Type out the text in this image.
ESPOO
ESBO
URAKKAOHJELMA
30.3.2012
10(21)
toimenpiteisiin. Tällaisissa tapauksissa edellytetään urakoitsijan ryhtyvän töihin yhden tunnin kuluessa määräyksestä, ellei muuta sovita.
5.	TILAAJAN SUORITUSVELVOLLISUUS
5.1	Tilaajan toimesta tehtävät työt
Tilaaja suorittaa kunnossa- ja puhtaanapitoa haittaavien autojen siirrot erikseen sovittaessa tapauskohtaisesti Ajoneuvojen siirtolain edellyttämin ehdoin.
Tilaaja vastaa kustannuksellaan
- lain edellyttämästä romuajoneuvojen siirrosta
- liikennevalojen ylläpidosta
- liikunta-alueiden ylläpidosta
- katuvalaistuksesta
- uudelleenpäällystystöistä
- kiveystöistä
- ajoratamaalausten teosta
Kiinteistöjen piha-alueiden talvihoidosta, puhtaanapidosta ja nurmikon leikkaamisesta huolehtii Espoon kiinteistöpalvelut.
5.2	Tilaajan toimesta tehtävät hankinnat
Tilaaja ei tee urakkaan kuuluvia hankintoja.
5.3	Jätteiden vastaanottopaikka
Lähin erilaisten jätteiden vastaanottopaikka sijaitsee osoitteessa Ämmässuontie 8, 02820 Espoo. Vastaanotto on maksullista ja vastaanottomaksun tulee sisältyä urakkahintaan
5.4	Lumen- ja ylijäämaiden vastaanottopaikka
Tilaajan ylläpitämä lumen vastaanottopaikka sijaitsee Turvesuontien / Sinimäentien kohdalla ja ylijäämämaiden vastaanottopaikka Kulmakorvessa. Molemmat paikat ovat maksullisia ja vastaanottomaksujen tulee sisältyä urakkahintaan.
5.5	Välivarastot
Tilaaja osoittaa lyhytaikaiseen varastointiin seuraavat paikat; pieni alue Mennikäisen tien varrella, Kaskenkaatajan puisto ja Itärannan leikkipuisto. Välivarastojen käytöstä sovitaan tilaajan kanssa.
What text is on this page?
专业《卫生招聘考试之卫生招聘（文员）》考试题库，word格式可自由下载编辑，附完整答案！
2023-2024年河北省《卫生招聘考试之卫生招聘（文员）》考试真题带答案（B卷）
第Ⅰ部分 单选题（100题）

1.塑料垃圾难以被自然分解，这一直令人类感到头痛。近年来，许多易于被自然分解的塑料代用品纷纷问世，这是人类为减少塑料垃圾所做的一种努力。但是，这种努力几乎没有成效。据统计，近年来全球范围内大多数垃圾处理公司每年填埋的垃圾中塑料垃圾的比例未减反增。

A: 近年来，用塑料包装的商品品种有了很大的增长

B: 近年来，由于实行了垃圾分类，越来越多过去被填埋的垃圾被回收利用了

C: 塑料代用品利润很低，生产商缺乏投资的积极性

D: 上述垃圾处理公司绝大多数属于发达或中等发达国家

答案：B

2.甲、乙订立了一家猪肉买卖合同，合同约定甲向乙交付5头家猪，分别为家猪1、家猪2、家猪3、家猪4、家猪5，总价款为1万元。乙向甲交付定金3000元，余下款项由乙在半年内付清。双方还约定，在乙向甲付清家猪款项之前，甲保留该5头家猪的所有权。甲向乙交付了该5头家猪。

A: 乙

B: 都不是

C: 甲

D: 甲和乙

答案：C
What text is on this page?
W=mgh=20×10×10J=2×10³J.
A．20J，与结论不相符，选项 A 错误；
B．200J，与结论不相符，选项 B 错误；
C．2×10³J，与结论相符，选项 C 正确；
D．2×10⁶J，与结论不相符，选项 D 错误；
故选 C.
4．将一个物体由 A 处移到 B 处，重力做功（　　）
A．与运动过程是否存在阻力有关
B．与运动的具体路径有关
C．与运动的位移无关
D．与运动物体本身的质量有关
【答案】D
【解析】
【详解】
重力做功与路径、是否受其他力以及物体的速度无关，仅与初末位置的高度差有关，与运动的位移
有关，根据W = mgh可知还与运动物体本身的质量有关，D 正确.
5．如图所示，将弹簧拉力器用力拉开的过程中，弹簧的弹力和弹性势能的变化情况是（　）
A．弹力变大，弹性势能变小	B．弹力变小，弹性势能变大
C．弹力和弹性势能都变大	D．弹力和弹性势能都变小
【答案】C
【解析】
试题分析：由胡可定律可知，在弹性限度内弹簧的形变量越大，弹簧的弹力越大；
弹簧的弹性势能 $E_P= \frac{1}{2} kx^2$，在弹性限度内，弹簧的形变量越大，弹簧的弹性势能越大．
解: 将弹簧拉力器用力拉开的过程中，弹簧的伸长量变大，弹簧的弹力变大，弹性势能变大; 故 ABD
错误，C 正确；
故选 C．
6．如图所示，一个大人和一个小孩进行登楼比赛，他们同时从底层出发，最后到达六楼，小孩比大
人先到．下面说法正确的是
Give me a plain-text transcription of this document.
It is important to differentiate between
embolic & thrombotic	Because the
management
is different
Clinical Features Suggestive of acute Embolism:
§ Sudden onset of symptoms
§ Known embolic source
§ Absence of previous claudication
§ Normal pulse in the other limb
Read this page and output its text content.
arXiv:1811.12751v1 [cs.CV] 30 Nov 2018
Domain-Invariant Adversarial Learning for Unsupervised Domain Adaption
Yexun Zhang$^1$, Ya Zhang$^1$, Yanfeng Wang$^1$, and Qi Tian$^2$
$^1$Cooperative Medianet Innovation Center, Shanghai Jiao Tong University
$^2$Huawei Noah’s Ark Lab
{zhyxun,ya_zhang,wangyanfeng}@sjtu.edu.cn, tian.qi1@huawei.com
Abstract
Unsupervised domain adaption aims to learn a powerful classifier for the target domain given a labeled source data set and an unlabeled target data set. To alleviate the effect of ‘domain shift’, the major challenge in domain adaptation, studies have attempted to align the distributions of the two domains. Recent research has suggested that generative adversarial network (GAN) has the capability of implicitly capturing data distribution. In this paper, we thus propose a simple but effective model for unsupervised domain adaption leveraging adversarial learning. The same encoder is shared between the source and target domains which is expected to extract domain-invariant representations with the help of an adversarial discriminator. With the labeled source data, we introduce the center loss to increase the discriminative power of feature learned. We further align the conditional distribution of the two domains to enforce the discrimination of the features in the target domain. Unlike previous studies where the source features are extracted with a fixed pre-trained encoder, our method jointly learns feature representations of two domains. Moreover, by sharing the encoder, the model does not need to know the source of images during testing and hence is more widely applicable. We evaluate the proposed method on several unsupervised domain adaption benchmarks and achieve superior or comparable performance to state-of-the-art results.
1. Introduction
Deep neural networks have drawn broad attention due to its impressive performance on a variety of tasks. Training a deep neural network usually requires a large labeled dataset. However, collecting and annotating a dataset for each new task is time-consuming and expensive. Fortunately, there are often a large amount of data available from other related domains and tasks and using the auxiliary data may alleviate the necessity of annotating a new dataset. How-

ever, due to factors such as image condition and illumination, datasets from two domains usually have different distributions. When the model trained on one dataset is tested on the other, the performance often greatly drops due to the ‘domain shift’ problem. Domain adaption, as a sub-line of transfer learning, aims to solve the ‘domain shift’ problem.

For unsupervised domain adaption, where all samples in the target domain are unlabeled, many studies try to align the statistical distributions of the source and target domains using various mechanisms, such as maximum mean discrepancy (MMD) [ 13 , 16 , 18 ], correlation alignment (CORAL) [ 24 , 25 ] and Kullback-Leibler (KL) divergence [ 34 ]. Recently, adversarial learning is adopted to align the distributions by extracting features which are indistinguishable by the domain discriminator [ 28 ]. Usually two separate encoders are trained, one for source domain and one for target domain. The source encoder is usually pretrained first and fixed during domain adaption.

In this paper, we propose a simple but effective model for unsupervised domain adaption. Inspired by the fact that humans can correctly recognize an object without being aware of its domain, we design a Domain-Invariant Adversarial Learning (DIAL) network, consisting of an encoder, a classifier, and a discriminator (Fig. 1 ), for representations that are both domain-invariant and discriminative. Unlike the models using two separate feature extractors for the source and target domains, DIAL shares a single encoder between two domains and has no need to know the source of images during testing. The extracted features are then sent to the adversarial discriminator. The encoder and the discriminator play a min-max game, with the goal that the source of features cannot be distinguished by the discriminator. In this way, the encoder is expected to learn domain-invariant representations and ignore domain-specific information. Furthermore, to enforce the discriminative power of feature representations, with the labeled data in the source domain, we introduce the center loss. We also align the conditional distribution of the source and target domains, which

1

● ● ● ● ● ● ●

▶ [What you have to do]
Find each line holding "text". Copy it out.

▶ [Output]
Type out the text in this image.
What text is on this page?
What text is on this page?
Give me a plain-text transcription of this document.
Read this page and output its text content.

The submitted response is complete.